[Records from a collection of figures]
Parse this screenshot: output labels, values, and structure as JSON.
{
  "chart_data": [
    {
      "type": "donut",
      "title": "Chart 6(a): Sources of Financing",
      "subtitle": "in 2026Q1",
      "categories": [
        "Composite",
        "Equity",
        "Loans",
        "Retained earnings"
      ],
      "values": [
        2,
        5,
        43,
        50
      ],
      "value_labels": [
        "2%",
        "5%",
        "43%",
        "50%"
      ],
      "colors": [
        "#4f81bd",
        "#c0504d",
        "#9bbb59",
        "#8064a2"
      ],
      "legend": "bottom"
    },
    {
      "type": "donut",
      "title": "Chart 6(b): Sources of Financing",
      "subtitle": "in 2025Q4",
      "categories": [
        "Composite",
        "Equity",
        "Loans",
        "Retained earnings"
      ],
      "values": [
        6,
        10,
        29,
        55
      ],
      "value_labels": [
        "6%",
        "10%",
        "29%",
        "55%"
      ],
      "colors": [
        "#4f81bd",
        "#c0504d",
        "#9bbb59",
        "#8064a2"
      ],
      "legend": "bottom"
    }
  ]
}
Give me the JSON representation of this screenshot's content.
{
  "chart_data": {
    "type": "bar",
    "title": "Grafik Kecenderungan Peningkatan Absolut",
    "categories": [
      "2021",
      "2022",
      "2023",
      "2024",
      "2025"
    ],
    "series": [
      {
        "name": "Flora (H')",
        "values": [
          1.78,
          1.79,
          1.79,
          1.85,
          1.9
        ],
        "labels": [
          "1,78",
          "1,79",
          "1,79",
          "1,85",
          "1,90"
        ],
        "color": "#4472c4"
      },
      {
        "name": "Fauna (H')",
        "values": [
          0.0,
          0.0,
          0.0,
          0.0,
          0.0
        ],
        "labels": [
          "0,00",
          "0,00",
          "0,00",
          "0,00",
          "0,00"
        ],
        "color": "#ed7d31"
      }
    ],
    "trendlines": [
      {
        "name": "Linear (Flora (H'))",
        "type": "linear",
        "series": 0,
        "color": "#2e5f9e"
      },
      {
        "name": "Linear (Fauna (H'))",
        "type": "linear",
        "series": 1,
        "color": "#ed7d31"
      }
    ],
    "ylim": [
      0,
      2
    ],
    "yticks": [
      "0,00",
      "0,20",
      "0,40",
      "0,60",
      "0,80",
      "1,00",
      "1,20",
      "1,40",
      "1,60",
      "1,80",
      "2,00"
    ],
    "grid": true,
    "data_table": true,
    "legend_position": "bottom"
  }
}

**OBJECTIVE:** Pull out each record as written and restate it exactly.

**EXERCISE SOLUTION:**
Parse this screenshot: output labels, values, and structure as JSON.
{
  "chart_data": [
    {
      "type": "donut",
      "title": "Chart 6(a): Sources of Financing",
      "subtitle": "in 2026Q1",
      "categories": [
        "Composite",
        "Equity",
        "Loans",
        "Retained earnings"
      ],
      "values": [
        2,
        5,
        43,
        50
      ],
      "value_labels": [
        "2%",
        "5%",
        "43%",
        "50%"
      ],
      "colors": [
        "#4f81bd",
        "#c0504d",
        "#9bbb59",
        "#8064a2"
      ],
      "legend": "bottom"
    },
    {
      "type": "donut",
      "title": "Chart 6(b): Sources of Financing",
      "subtitle": "in 2025Q4",
      "categories": [
        "Composite",
        "Equity",
        "Loans",
        "Retained earnings"
      ],
      "values": [
        6,
        10,
        29,
        55
      ],
      "value_labels": [
        "6%",
        "10%",
        "29%",
        "55%"
      ],
      "colors": [
        "#4f81bd",
        "#c0504d",
        "#9bbb59",
        "#8064a2"
      ],
      "legend": "bottom"
    }
  ]
}
Give me the JSON representation of this screenshot's content.
{
  "chart_data": {
    "type": "bar",
    "title": "Grafik Kecenderungan Peningkatan Absolut",
    "categories": [
      "2021",
      "2022",
      "2023",
      "2024",
      "2025"
    ],
    "series": [
      {
        "name": "Flora (H')",
        "values": [
          1.78,
          1.79,
          1.79,
          1.85,
          1.9
        ],
        "labels": [
          "1,78",
          "1,79",
          "1,79",
          "1,85",
          "1,90"
        ],
        "color": "#4472c4"
      },
      {
        "name": "Fauna (H')",
        "values": [
          0.0,
          0.0,
          0.0,
          0.0,
          0.0
        ],
        "labels": [
          "0,00",
          "0,00",
          "0,00",
          "0,00",
          "0,00"
        ],
        "color": "#ed7d31"
      }
    ],
    "trendlines": [
      {
        "name": "Linear (Flora (H'))",
        "type": "linear",
        "series": 0,
        "color": "#2e5f9e"
      },
      {
        "name": "Linear (Fauna (H'))",
        "type": "linear",
        "series": 1,
        "color": "#ed7d31"
      }
    ],
    "ylim": [
      0,
      2
    ],
    "yticks": [
      "0,00",
      "0,20",
      "0,40",
      "0,60",
      "0,80",
      "1,00",
      "1,20",
      "1,40",
      "1,60",
      "1,80",
      "2,00"
    ],
    "grid": true,
    "data_table": true,
    "legend_position": "bottom"
  }
}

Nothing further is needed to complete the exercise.